▶ GIVEN EXERCISE
Transcribe the lines below verbatim, skipping the images.

-- Start of DATA FOR THE TASK --

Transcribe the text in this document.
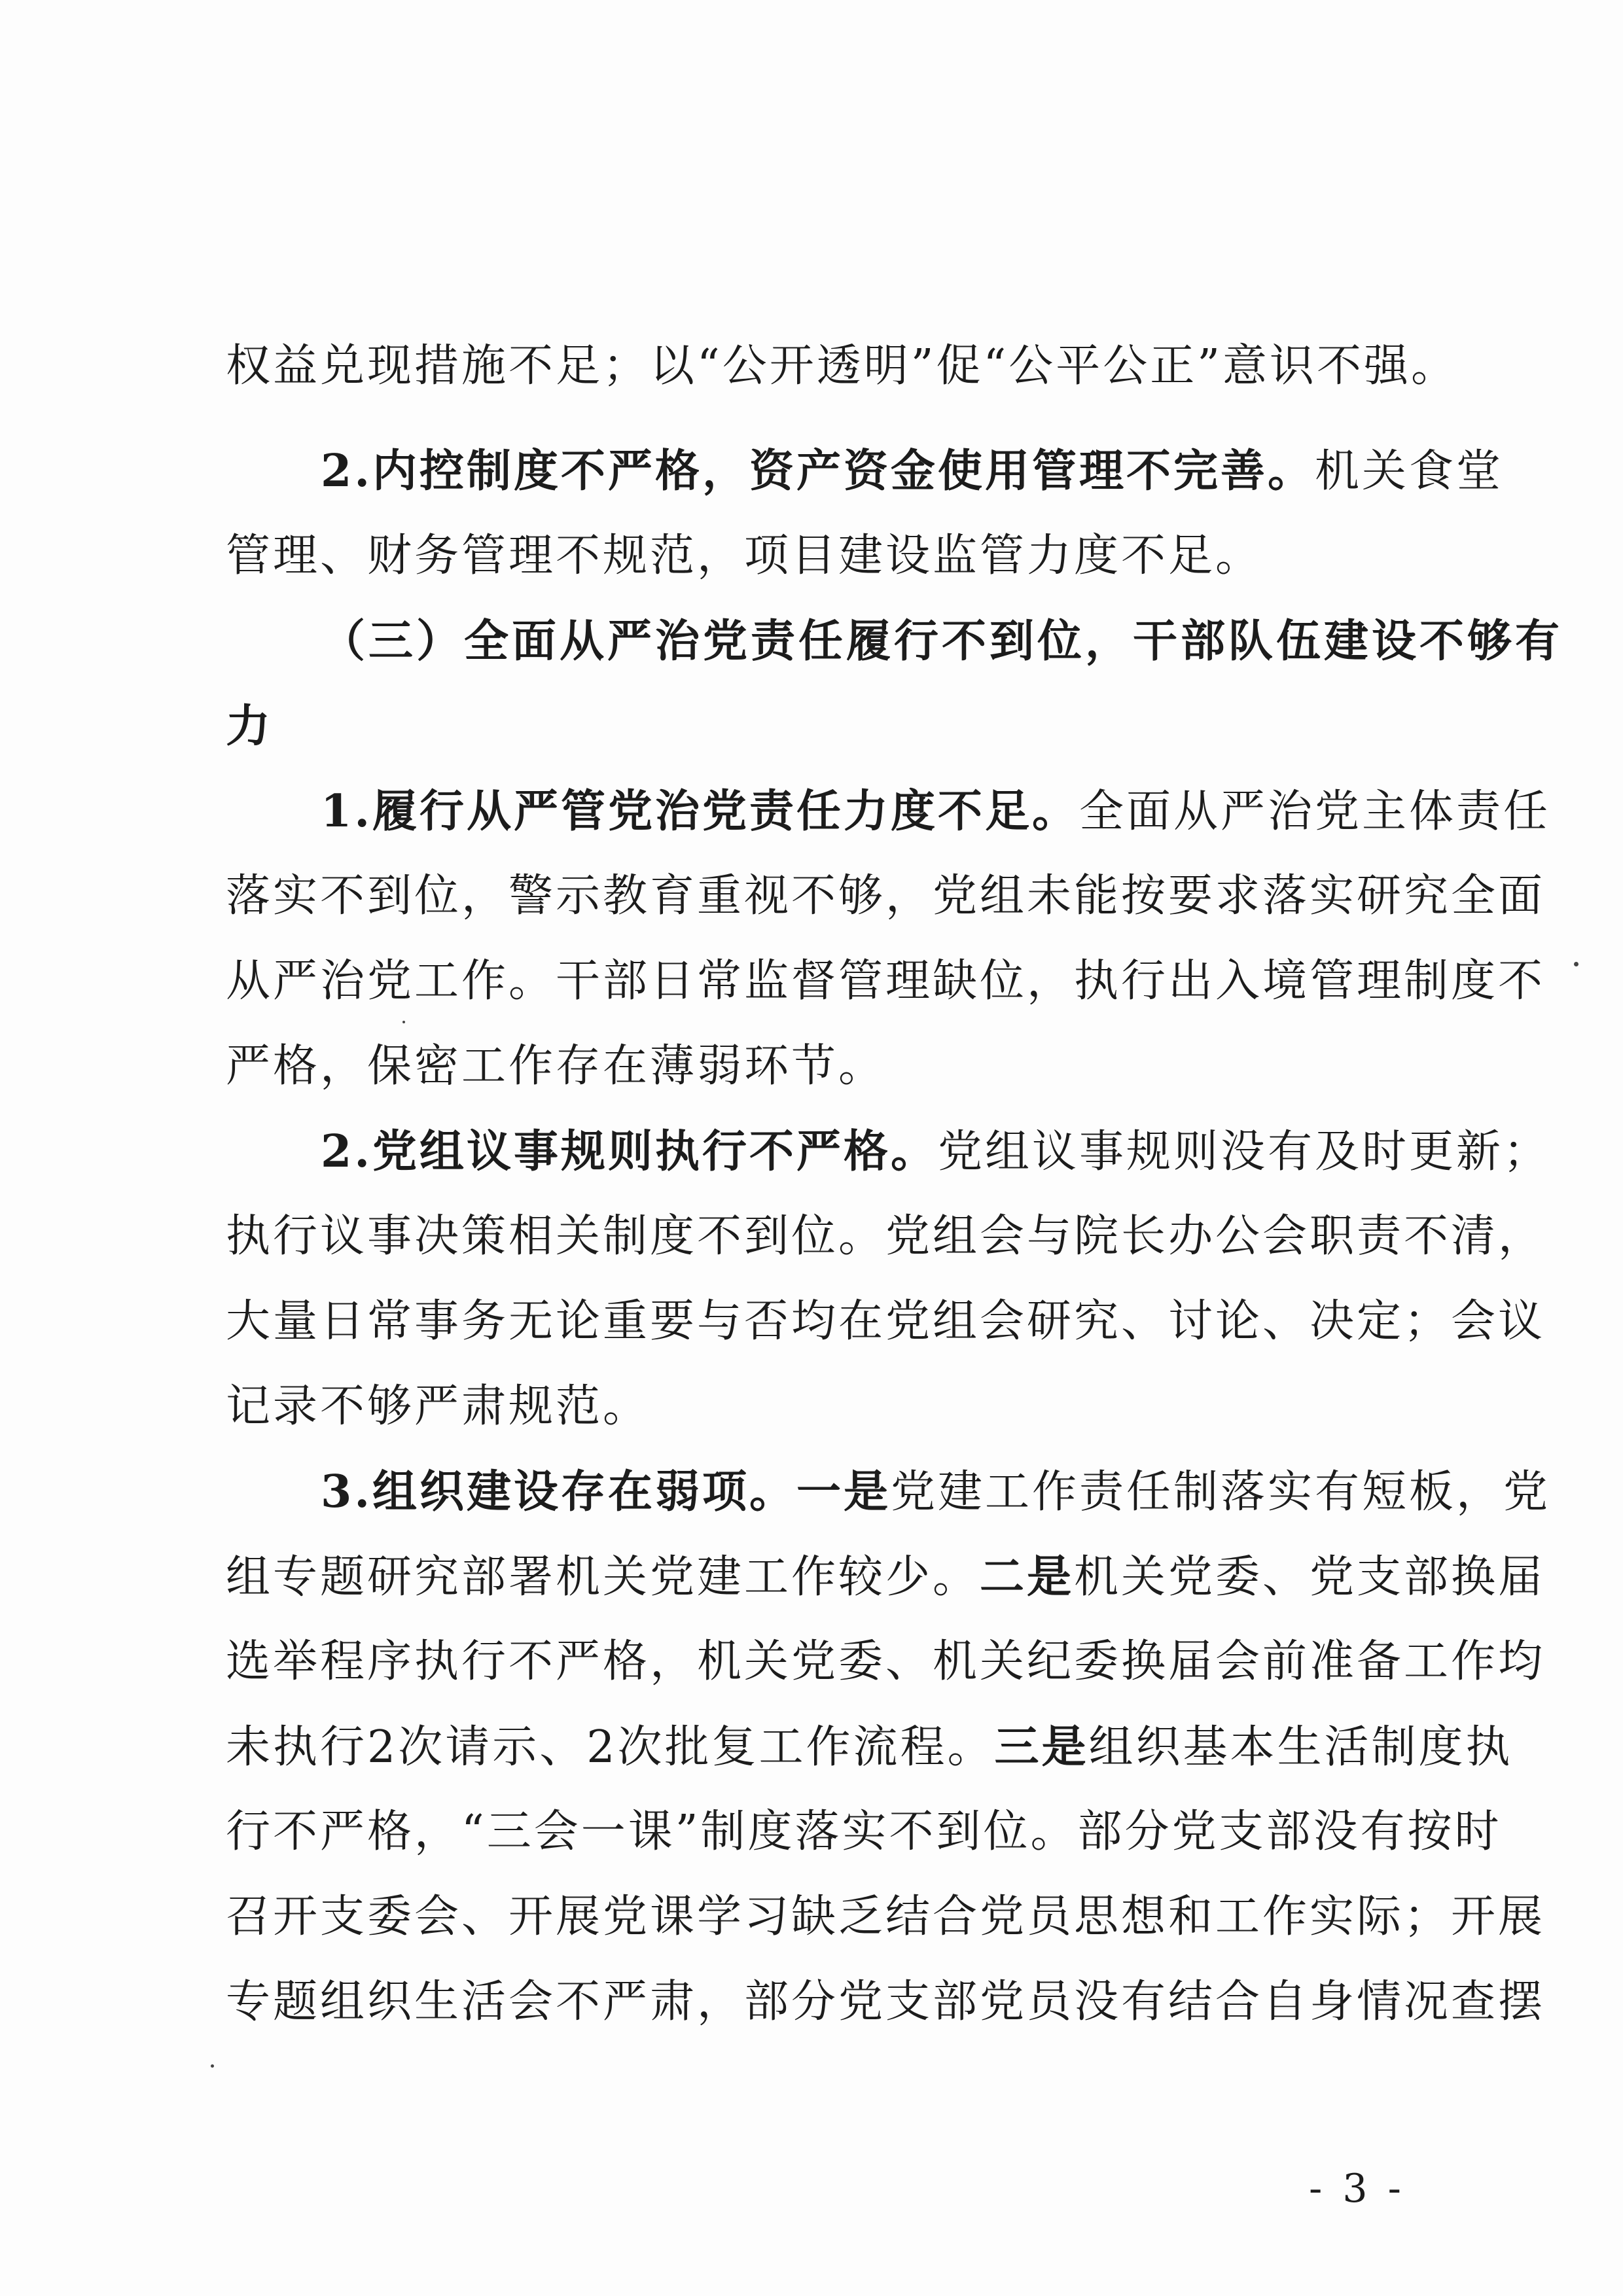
权益兑现措施不足；以“公开透明”促“公平公正”意识不强。
2.内控制度不严格，资产资金使用管理不完善。机关食堂
管理、财务管理不规范，项目建设监管力度不足。
（三）全面从严治党责任履行不到位，干部队伍建设不够有
力
1.履行从严管党治党责任力度不足。全面从严治党主体责任
落实不到位，警示教育重视不够，党组未能按要求落实研究全面
从严治党工作。干部日常监督管理缺位，执行出入境管理制度不
严格，保密工作存在薄弱环节。
2.党组议事规则执行不严格。党组议事规则没有及时更新；
执行议事决策相关制度不到位。党组会与院长办公会职责不清，
大量日常事务无论重要与否均在党组会研究、讨论、决定；会议
记录不够严肃规范。
3.组织建设存在弱项。一是党建工作责任制落实有短板，党
组专题研究部署机关党建工作较少。二是机关党委、党支部换届
选举程序执行不严格，机关党委、机关纪委换届会前准备工作均
未执行2次请示、2次批复工作流程。三是组织基本生活制度执
行不严格，“三会一课”制度落实不到位。部分党支部没有按时
召开支委会、开展党课学习缺乏结合党员思想和工作实际；开展
专题组织生活会不严肃，部分党支部党员没有结合自身情况查摆
- 3 -
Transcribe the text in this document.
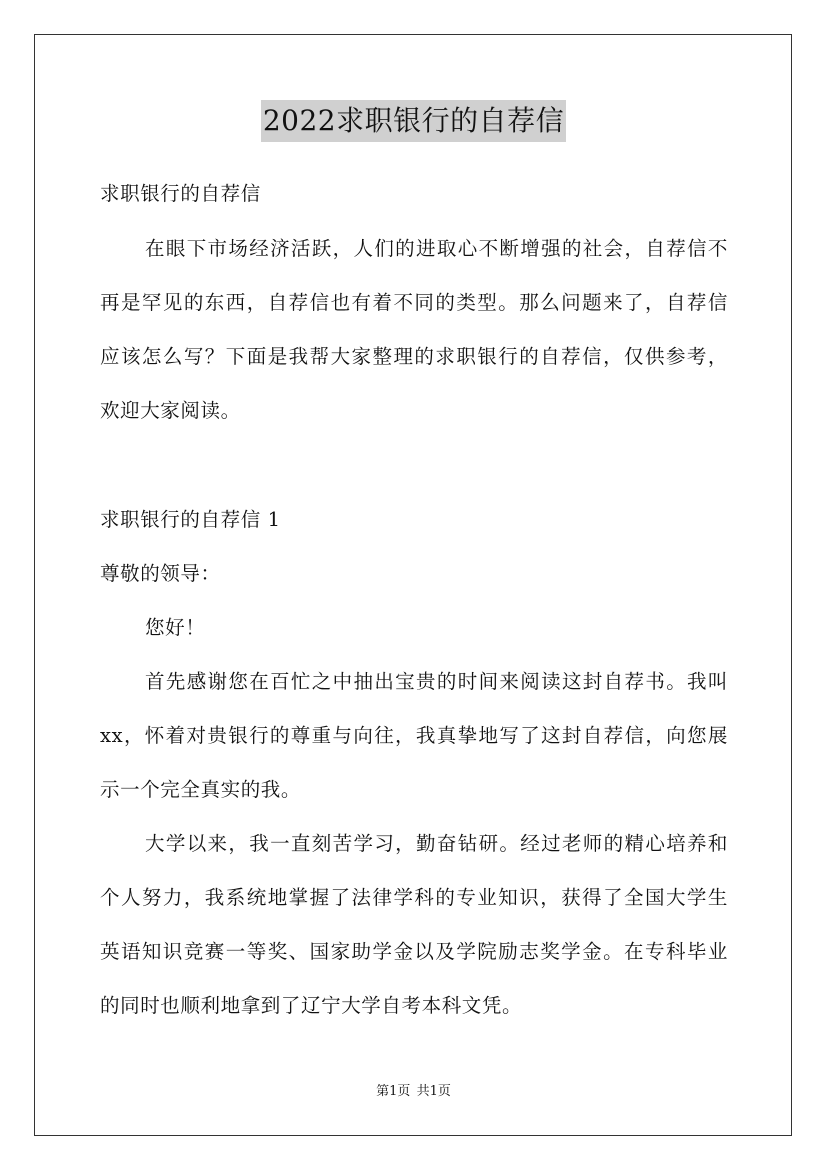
2022求职银行的自荐信
求职银行的自荐信
在眼下市场经济活跃，人们的进取心不断增强的社会，自荐信不
再是罕见的东西，自荐信也有着不同的类型。那么问题来了，自荐信
应该怎么写？下面是我帮大家整理的求职银行的自荐信，仅供参考，
欢迎大家阅读。
求职银行的自荐信 1
尊敬的领导：
您好！
首先感谢您在百忙之中抽出宝贵的时间来阅读这封自荐书。我叫
xx，怀着对贵银行的尊重与向往，我真挚地写了这封自荐信，向您展
示一个完全真实的我。
大学以来，我一直刻苦学习，勤奋钻研。经过老师的精心培养和
个人努力，我系统地掌握了法律学科的专业知识，获得了全国大学生
英语知识竞赛一等奖、国家助学金以及学院励志奖学金。在专科毕业
的同时也顺利地拿到了辽宁大学自考本科文凭。
第1页 共1页
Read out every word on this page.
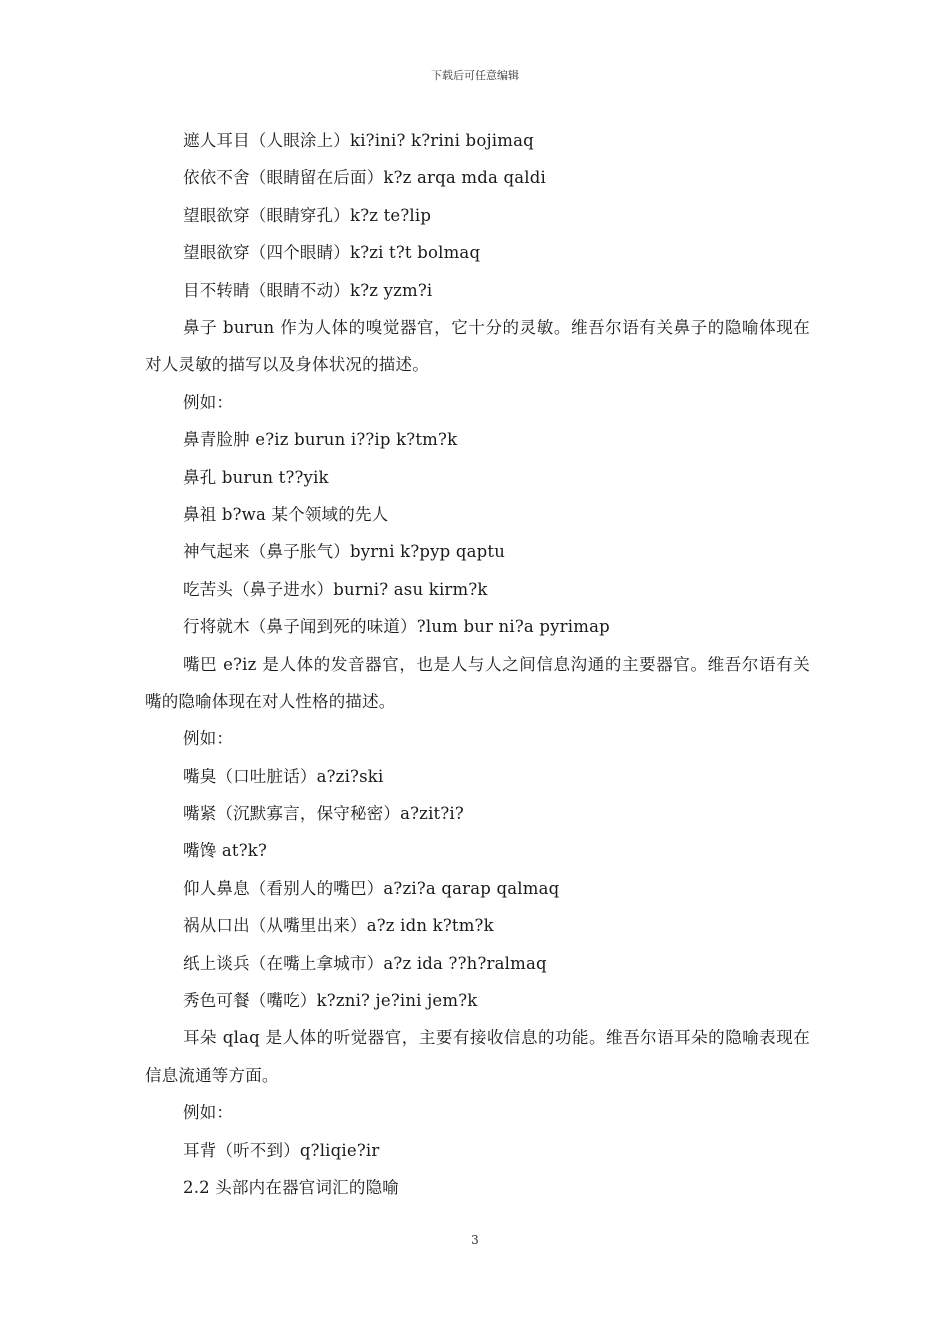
下载后可任意编辑
遮人耳目（人眼涂上）ki?ini? k?rini bojimaq
依依不舍（眼睛留在后面）k?z arqa mda qaldi
望眼欲穿（眼睛穿孔）k?z te?lip
望眼欲穿（四个眼睛）k?zi t?t bolmaq
目不转睛（眼睛不动）k?z yzm?i
鼻子 burun 作为人体的嗅觉器官，它十分的灵敏。维吾尔语有关鼻子的隐喻体现在对人灵敏的描写以及身体状况的描述。
例如：
鼻青脸肿 e?iz burun i??ip k?tm?k
鼻孔 burun t??yik
鼻祖 b?wa 某个领域的先人
神气起来（鼻子胀气）byrni k?pyp qaptu
吃苦头（鼻子进水）burni? asu kirm?k
行将就木（鼻子闻到死的味道）?lum bur ni?a pyrimap
嘴巴 e?iz 是人体的发音器官，也是人与人之间信息沟通的主要器官。维吾尔语有关嘴的隐喻体现在对人性格的描述。
例如：
嘴臭（口吐脏话）a?zi?ski
嘴紧（沉默寡言，保守秘密）a?zit?i?
嘴馋 at?k?
仰人鼻息（看别人的嘴巴）a?zi?a qarap qalmaq
祸从口出（从嘴里出来）a?z idn k?tm?k
纸上谈兵（在嘴上拿城市）a?z ida ??h?ralmaq
秀色可餐（嘴吃）k?zni? je?ini jem?k
耳朵 qlaq 是人体的听觉器官，主要有接收信息的功能。维吾尔语耳朵的隐喻表现在信息流通等方面。
例如：
耳背（听不到）q?liqie?ir
2.2 头部内在器官词汇的隐喻
3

-- End of DATA FOR THE TASK --

▶ CORRECT ANSWER
Transcribe the text in this document.
权益兑现措施不足；以“公开透明”促“公平公正”意识不强。
2.内控制度不严格，资产资金使用管理不完善。机关食堂
管理、财务管理不规范，项目建设监管力度不足。
（三）全面从严治党责任履行不到位，干部队伍建设不够有
力
1.履行从严管党治党责任力度不足。全面从严治党主体责任
落实不到位，警示教育重视不够，党组未能按要求落实研究全面
从严治党工作。干部日常监督管理缺位，执行出入境管理制度不
严格，保密工作存在薄弱环节。
2.党组议事规则执行不严格。党组议事规则没有及时更新；
执行议事决策相关制度不到位。党组会与院长办公会职责不清，
大量日常事务无论重要与否均在党组会研究、讨论、决定；会议
记录不够严肃规范。
3.组织建设存在弱项。一是党建工作责任制落实有短板，党
组专题研究部署机关党建工作较少。二是机关党委、党支部换届
选举程序执行不严格，机关党委、机关纪委换届会前准备工作均
未执行2次请示、2次批复工作流程。三是组织基本生活制度执
行不严格，“三会一课”制度落实不到位。部分党支部没有按时
召开支委会、开展党课学习缺乏结合党员思想和工作实际；开展
专题组织生活会不严肃，部分党支部党员没有结合自身情况查摆
- 3 -
Transcribe the text in this document.
2022求职银行的自荐信
求职银行的自荐信
在眼下市场经济活跃，人们的进取心不断增强的社会，自荐信不
再是罕见的东西，自荐信也有着不同的类型。那么问题来了，自荐信
应该怎么写？下面是我帮大家整理的求职银行的自荐信，仅供参考，
欢迎大家阅读。
求职银行的自荐信 1
尊敬的领导：
您好！
首先感谢您在百忙之中抽出宝贵的时间来阅读这封自荐书。我叫
xx，怀着对贵银行的尊重与向往，我真挚地写了这封自荐信，向您展
示一个完全真实的我。
大学以来，我一直刻苦学习，勤奋钻研。经过老师的精心培养和
个人努力，我系统地掌握了法律学科的专业知识，获得了全国大学生
英语知识竞赛一等奖、国家助学金以及学院励志奖学金。在专科毕业
的同时也顺利地拿到了辽宁大学自考本科文凭。
第1页 共1页
Read out every word on this page.
下载后可任意编辑
遮人耳目（人眼涂上）ki?ini? k?rini bojimaq
依依不舍（眼睛留在后面）k?z arqa mda qaldi
望眼欲穿（眼睛穿孔）k?z te?lip
望眼欲穿（四个眼睛）k?zi t?t bolmaq
目不转睛（眼睛不动）k?z yzm?i
鼻子 burun 作为人体的嗅觉器官，它十分的灵敏。维吾尔语有关鼻子的隐喻体现在对人灵敏的描写以及身体状况的描述。
例如：
鼻青脸肿 e?iz burun i??ip k?tm?k
鼻孔 burun t??yik
鼻祖 b?wa 某个领域的先人
神气起来（鼻子胀气）byrni k?pyp qaptu
吃苦头（鼻子进水）burni? asu kirm?k
行将就木（鼻子闻到死的味道）?lum bur ni?a pyrimap
嘴巴 e?iz 是人体的发音器官，也是人与人之间信息沟通的主要器官。维吾尔语有关嘴的隐喻体现在对人性格的描述。
例如：
嘴臭（口吐脏话）a?zi?ski
嘴紧（沉默寡言，保守秘密）a?zit?i?
嘴馋 at?k?
仰人鼻息（看别人的嘴巴）a?zi?a qarap qalmaq
祸从口出（从嘴里出来）a?z idn k?tm?k
纸上谈兵（在嘴上拿城市）a?z ida ??h?ralmaq
秀色可餐（嘴吃）k?zni? je?ini jem?k
耳朵 qlaq 是人体的听觉器官，主要有接收信息的功能。维吾尔语耳朵的隐喻表现在信息流通等方面。
例如：
耳背（听不到）q?liqie?ir
2.2 头部内在器官词汇的隐喻
3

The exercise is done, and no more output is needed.